• Required work
Copy every line with the string "MOIS" in it.

--- BEGIN Extracted information ---

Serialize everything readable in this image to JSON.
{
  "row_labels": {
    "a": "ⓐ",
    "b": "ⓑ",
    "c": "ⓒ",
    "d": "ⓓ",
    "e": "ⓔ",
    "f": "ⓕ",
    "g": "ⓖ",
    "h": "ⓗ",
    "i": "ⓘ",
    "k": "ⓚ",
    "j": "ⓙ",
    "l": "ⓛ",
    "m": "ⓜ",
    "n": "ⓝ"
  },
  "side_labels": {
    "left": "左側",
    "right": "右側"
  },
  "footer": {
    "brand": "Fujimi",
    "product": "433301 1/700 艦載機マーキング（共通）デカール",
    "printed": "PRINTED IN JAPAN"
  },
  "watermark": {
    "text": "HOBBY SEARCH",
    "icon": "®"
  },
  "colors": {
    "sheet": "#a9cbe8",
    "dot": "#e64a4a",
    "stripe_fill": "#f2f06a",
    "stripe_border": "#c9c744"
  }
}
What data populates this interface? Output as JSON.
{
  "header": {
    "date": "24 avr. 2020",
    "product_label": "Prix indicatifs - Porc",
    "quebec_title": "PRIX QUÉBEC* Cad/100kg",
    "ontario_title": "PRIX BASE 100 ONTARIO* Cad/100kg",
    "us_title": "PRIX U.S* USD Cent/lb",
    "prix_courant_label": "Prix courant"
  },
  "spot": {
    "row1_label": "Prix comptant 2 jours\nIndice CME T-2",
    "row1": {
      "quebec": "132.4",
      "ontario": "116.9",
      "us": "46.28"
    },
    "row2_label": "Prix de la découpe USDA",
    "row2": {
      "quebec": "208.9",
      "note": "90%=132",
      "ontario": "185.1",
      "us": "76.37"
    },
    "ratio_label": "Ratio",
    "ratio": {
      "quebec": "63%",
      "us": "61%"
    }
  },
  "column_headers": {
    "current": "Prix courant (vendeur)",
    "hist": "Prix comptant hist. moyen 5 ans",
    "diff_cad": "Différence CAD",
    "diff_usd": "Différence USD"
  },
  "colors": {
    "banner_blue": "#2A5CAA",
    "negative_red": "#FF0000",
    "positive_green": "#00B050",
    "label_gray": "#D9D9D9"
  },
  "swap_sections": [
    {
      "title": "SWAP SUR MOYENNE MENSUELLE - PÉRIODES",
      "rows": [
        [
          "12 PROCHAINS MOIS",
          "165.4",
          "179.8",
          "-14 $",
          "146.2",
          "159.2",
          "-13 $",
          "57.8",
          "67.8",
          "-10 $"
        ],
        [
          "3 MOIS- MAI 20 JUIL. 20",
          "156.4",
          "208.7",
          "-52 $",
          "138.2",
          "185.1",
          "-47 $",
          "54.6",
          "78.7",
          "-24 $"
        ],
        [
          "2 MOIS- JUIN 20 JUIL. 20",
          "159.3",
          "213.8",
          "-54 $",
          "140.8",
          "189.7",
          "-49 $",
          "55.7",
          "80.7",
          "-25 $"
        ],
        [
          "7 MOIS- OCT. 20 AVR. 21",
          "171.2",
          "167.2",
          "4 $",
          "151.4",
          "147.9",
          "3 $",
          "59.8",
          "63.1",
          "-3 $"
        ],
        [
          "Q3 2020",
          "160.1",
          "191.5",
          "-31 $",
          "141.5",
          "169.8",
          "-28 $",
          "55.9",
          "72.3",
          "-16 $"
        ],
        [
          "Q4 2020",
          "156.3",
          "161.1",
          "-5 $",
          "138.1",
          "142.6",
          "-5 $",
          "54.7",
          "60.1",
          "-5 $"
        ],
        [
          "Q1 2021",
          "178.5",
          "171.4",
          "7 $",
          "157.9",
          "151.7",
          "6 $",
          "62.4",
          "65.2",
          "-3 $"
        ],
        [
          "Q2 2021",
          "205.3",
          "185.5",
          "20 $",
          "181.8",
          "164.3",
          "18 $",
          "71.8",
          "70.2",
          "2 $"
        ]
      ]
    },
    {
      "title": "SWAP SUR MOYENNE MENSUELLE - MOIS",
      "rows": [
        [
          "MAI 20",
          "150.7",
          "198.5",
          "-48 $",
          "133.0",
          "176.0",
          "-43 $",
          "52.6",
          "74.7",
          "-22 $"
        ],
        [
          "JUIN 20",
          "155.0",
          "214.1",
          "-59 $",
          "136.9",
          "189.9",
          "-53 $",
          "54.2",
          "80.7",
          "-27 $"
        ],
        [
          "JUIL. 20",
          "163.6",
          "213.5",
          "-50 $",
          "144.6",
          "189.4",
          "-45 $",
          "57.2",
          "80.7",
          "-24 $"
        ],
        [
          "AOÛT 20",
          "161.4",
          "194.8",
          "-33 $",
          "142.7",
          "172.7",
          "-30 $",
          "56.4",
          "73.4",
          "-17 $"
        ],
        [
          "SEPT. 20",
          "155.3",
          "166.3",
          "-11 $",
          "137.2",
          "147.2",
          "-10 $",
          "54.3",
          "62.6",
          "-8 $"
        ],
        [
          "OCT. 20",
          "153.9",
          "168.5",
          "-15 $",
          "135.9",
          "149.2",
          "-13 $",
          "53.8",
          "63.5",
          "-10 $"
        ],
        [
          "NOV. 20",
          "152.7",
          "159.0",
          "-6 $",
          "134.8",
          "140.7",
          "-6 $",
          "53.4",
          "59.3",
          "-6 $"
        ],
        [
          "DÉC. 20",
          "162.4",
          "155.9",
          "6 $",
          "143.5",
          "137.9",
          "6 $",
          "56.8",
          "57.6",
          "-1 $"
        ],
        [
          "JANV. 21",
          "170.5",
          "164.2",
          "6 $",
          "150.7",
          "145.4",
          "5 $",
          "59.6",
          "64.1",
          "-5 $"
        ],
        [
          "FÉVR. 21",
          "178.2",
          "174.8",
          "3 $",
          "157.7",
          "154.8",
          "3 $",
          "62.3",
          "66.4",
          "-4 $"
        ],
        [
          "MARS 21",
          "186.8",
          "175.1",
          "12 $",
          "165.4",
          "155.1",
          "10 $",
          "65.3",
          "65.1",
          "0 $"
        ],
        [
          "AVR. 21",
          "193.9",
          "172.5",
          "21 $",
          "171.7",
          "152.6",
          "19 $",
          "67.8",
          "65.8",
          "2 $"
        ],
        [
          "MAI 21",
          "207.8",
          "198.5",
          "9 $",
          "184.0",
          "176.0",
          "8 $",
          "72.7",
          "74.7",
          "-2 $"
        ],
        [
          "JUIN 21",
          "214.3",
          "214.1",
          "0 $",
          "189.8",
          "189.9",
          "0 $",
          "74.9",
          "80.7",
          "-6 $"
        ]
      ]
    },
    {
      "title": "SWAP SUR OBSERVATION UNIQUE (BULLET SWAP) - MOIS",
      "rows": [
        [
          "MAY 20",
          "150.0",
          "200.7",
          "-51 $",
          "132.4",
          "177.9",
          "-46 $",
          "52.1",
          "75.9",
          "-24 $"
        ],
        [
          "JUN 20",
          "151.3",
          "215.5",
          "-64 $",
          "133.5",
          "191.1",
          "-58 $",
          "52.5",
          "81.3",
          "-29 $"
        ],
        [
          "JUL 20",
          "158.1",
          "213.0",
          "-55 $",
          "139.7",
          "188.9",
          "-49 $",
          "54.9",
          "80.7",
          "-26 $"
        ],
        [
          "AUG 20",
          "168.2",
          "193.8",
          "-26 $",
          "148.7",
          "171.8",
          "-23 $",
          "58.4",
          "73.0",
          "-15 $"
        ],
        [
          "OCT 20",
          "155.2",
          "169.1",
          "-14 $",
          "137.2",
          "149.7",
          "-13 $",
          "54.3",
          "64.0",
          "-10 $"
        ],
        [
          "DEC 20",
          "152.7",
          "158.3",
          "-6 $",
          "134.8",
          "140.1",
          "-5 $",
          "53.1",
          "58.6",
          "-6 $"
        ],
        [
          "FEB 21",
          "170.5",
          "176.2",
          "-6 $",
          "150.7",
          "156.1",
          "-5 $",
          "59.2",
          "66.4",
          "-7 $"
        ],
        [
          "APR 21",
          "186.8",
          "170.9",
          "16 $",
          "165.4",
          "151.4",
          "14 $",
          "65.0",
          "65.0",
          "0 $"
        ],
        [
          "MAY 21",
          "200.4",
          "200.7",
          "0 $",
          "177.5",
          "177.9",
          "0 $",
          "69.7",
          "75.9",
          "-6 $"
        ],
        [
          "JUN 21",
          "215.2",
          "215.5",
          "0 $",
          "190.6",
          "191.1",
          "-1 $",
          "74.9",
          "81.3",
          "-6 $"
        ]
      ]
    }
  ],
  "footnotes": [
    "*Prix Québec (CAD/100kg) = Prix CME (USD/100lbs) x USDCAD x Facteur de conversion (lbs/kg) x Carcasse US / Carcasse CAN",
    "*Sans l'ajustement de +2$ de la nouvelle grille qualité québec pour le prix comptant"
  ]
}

--- END Extracted information ---

• Answer below
          "12 PROCHAINS MOIS",
          "3 MOIS- MAI 20 JUIL. 20",
          "2 MOIS- JUIN 20 JUIL. 20",
          "7 MOIS- OCT. 20 AVR. 21",
      "title": "SWAP SUR MOYENNE MENSUELLE - MOIS",
      "title": "SWAP SUR OBSERVATION UNIQUE (BULLET SWAP) - MOIS",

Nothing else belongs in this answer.